WHAT YOU WILL DO |
• 1. Duplicate the article on the mouse embryo imaging technique from "The new tool, called" up to and including "and chemical exposures.".
• 2. Answer these from the article on the mouse embryo imaging technique:
(a) Which issue of which journal carried the researchers' cover story?
(b) What is the new tool called?
(c) How many babies in the U.S. are diagnosed with birth defects each year?
• 3. Please write the next part of the article on the Virtual Histology mouse embryo technique, picking up after its last sentence.

READING PASSAGE |
--
A fast, high-resolution, 3D mouse embryo visualization technique developed by collaborators in San Antonio and Salt Lake City will undoubtedly revolutionize the way birth defects and cancer genes are studied in animal models. That’s the prediction of the researchers in the cover story of the April 28 issue of PLoS Genetics, a peer-reviewed, open-access journal published by the Public Library of Science.
The new tool, called Virtual Histology, has already boosted the researchers’ ability to study the mouse embryo and more rapidly focus on abnormalities of development, including childhood cancers. Birth defects are diagnosed in 150,000 babies in the U.S. annually. Suspected causes are genetic abnormalities, environmental insults, and drug and chemical exposures.
--
GIVEN DATA |
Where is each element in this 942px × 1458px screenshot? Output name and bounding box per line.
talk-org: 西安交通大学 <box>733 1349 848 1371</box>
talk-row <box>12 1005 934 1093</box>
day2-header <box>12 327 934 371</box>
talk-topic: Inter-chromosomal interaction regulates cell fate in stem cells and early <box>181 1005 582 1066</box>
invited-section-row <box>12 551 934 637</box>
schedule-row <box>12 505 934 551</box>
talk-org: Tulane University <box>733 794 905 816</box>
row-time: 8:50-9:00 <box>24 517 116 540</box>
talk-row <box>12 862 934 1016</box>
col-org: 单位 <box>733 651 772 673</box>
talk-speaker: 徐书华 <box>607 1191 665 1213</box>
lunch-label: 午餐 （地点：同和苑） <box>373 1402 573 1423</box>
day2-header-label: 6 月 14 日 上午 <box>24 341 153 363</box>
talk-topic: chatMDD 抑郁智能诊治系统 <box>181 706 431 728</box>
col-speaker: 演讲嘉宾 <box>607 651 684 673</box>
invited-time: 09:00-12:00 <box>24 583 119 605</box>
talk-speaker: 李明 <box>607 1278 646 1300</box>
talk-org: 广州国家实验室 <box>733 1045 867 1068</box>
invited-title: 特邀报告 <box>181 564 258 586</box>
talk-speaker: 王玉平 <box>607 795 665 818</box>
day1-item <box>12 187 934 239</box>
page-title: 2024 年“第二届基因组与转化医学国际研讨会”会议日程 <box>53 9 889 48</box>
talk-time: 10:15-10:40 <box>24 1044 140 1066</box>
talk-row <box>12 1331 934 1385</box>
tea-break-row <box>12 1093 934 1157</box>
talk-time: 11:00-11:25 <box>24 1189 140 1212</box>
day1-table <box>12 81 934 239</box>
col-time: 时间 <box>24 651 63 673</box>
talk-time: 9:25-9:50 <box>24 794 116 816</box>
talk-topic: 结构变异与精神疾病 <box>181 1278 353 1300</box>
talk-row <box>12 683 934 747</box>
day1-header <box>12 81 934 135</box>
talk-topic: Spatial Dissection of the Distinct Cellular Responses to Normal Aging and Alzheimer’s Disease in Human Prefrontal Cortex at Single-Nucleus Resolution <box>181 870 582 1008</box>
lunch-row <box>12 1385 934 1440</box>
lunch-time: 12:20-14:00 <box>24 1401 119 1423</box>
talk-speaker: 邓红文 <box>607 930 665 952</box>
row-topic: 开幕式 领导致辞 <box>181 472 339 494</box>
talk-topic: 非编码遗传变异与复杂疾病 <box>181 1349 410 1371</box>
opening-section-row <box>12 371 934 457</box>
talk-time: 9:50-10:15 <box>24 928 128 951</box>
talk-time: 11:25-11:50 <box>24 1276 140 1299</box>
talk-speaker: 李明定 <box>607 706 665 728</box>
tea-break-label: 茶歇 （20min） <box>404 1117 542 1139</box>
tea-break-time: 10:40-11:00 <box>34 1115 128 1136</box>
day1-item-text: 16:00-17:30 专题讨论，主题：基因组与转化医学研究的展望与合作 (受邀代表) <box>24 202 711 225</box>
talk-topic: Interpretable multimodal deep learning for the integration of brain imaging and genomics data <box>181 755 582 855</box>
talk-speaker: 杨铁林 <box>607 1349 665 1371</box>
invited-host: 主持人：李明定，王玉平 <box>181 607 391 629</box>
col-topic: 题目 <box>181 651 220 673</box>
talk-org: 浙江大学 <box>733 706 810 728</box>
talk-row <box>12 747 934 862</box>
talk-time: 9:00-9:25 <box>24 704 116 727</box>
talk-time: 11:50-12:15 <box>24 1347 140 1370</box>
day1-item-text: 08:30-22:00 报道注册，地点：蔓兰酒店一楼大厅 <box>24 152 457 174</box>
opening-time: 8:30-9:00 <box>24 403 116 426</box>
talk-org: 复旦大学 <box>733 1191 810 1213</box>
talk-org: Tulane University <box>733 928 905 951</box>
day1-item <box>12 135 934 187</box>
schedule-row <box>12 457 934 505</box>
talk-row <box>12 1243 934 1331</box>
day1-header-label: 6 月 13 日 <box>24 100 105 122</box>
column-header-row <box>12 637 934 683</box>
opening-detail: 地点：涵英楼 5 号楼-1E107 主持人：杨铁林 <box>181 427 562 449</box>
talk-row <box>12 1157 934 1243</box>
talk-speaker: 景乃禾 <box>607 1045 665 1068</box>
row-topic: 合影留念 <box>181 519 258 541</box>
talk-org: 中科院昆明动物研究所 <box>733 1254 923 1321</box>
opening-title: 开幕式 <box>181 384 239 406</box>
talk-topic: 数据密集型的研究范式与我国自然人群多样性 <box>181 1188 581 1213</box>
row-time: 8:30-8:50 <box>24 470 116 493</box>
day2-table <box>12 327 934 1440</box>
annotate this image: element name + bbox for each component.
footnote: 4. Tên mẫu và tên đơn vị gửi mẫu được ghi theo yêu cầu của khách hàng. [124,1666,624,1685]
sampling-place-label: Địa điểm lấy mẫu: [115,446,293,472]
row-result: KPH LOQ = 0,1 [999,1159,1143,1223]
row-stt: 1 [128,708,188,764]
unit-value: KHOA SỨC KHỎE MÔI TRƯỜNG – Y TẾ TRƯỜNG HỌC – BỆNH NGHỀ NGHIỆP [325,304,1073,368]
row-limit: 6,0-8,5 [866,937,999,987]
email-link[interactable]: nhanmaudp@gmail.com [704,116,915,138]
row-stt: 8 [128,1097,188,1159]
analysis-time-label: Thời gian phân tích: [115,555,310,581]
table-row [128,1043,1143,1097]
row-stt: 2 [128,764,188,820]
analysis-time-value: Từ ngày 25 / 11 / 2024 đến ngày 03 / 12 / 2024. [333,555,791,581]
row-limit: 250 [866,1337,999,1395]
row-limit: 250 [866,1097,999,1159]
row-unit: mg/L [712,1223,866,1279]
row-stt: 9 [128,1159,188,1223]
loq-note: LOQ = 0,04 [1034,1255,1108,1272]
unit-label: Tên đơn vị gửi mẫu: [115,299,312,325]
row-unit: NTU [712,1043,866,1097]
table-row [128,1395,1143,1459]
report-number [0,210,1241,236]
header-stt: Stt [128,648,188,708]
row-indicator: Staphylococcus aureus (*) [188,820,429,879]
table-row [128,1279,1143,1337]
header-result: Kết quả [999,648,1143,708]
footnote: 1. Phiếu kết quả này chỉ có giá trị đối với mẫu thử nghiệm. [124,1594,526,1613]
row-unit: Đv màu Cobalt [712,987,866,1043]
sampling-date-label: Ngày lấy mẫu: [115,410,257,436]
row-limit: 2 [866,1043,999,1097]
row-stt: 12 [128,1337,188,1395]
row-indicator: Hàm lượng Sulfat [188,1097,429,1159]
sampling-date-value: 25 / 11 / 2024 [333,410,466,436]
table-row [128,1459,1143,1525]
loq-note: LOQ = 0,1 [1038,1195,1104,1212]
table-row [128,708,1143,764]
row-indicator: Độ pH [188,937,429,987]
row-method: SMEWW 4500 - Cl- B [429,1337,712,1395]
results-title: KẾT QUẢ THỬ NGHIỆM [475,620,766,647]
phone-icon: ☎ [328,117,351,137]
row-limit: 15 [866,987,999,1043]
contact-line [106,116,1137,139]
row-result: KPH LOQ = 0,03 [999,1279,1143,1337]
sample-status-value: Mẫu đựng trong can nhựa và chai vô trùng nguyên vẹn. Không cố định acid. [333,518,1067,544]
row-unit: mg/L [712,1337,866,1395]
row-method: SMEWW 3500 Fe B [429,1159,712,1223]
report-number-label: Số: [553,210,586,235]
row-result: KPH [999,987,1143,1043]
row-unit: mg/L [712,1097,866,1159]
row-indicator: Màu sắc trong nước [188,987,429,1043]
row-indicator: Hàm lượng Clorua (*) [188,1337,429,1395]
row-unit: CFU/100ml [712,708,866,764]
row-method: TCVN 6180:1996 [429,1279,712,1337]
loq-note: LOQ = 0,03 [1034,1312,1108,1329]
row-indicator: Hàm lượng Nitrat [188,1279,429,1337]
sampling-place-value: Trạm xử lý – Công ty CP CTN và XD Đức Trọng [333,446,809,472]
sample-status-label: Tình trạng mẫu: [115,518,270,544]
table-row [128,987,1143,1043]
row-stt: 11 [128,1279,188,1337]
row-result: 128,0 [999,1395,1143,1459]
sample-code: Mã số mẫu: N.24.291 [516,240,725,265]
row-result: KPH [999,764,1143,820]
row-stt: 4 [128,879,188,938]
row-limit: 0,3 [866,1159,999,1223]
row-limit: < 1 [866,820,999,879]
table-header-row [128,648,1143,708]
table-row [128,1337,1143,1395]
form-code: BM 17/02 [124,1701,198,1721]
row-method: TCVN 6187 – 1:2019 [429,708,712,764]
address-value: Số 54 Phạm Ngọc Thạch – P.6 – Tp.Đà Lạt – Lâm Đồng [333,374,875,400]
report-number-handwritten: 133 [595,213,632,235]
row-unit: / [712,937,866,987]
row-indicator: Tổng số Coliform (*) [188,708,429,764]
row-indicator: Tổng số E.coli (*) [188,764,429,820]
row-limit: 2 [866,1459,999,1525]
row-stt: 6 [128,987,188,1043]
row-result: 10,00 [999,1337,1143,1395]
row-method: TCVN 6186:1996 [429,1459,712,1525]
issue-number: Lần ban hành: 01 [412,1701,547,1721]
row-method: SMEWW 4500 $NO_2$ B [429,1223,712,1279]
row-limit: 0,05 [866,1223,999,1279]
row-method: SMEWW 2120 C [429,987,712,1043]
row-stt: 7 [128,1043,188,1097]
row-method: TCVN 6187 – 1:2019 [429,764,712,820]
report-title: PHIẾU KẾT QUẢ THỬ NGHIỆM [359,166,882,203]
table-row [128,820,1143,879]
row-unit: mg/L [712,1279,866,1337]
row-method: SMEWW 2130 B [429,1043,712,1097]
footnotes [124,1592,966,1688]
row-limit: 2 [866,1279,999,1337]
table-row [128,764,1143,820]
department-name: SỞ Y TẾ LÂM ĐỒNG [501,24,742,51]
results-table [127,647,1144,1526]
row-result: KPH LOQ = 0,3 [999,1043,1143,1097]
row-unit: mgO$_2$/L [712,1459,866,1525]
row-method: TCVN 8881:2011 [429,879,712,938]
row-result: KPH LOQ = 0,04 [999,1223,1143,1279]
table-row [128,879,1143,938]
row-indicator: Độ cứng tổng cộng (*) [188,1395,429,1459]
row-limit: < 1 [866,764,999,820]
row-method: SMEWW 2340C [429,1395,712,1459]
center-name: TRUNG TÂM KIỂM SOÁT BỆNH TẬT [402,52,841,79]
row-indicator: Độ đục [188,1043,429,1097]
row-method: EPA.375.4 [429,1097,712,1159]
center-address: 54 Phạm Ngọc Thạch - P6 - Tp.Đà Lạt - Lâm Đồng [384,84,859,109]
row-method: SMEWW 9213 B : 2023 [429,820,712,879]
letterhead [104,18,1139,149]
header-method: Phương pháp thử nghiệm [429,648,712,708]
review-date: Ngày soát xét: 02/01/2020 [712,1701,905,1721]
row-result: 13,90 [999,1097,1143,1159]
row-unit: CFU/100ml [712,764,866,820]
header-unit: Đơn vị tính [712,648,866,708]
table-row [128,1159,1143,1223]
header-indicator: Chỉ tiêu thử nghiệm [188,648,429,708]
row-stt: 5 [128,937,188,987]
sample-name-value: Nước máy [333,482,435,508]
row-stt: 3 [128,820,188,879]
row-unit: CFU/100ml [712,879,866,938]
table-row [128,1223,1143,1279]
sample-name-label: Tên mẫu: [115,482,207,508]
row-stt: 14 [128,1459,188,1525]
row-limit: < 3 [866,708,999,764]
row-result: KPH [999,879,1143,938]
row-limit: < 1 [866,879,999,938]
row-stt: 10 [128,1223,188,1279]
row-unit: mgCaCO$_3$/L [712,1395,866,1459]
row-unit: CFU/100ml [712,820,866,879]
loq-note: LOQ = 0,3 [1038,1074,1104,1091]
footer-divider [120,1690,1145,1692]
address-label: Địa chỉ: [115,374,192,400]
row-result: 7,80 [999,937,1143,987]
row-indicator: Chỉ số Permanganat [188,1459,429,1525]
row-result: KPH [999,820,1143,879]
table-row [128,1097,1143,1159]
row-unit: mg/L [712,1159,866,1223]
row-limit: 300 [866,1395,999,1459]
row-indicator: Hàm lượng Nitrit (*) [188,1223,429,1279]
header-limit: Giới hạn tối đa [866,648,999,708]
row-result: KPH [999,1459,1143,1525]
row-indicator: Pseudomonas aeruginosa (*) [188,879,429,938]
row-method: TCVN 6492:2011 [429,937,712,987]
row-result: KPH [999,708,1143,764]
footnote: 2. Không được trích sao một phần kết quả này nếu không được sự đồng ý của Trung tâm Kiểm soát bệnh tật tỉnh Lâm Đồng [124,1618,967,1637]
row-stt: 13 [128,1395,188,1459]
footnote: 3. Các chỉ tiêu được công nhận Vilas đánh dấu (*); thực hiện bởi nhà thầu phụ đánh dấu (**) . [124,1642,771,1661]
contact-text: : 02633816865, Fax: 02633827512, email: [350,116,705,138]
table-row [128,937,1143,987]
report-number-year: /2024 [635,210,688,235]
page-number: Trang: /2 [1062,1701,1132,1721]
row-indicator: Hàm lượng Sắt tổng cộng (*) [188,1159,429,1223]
--
OUTPUTS IN ORDER |
• 1.
The new tool, called Virtual Histology, has already boosted the researchers’ ability to study the mouse embryo and more rapidly focus on abnormalities of development, including childhood cancers. Birth defects are diagnosed in 150,000 babies in the U.S. annually. Suspected causes are genetic abnormalities, environmental insults, and drug and chemical exposures.

• 2.
(a) The April 28 issue of PLoS Genetics
(b) Virtual Histology
(c) 150,000

• 3.
Charles Keller, M.D., assistant professor at the Children’s Cancer Research Institute (CCRI) at the Health Science Center, is studying ways to improve treatment of two types of childhood cancers – brain tumors called medulloblastomas and muscle tumors called alveolar rhabdomyosarcomas. Dr. Keller, a pediatric oncologist, moved to the CCRI from the University of Utah in 2005, and continues his collaborations with engineers and computer scientists at Utah’s Scientific Computing and Imaging Institute. Dr. Keller routinely works with mouse embryos in trying to understand the role of developmentally regulated genes in the types of cancers that children sometimes acquire. The study of genetically modified embryos and their birth defects is usually a slow and laborious process, but Dr. Keller and colleagues have found a way to make the analysis much faster – and more accurate.
Traditional histology involves embedding embryos in wax, thinly slicing the wax and delicately placing it on slides, staining the sections and viewing slides under the microscope, then mentally reconstructing the three-dimensional aspects of the embryo to reveal pertinent biological information. Under the new method, the intact embryo is stained to distinguish tissues (organs, developing bone and soft tissue) and is digitally scanned at high resolution using X-ray computed tomography. Computational methods are applied to analyze embryo organs for defects.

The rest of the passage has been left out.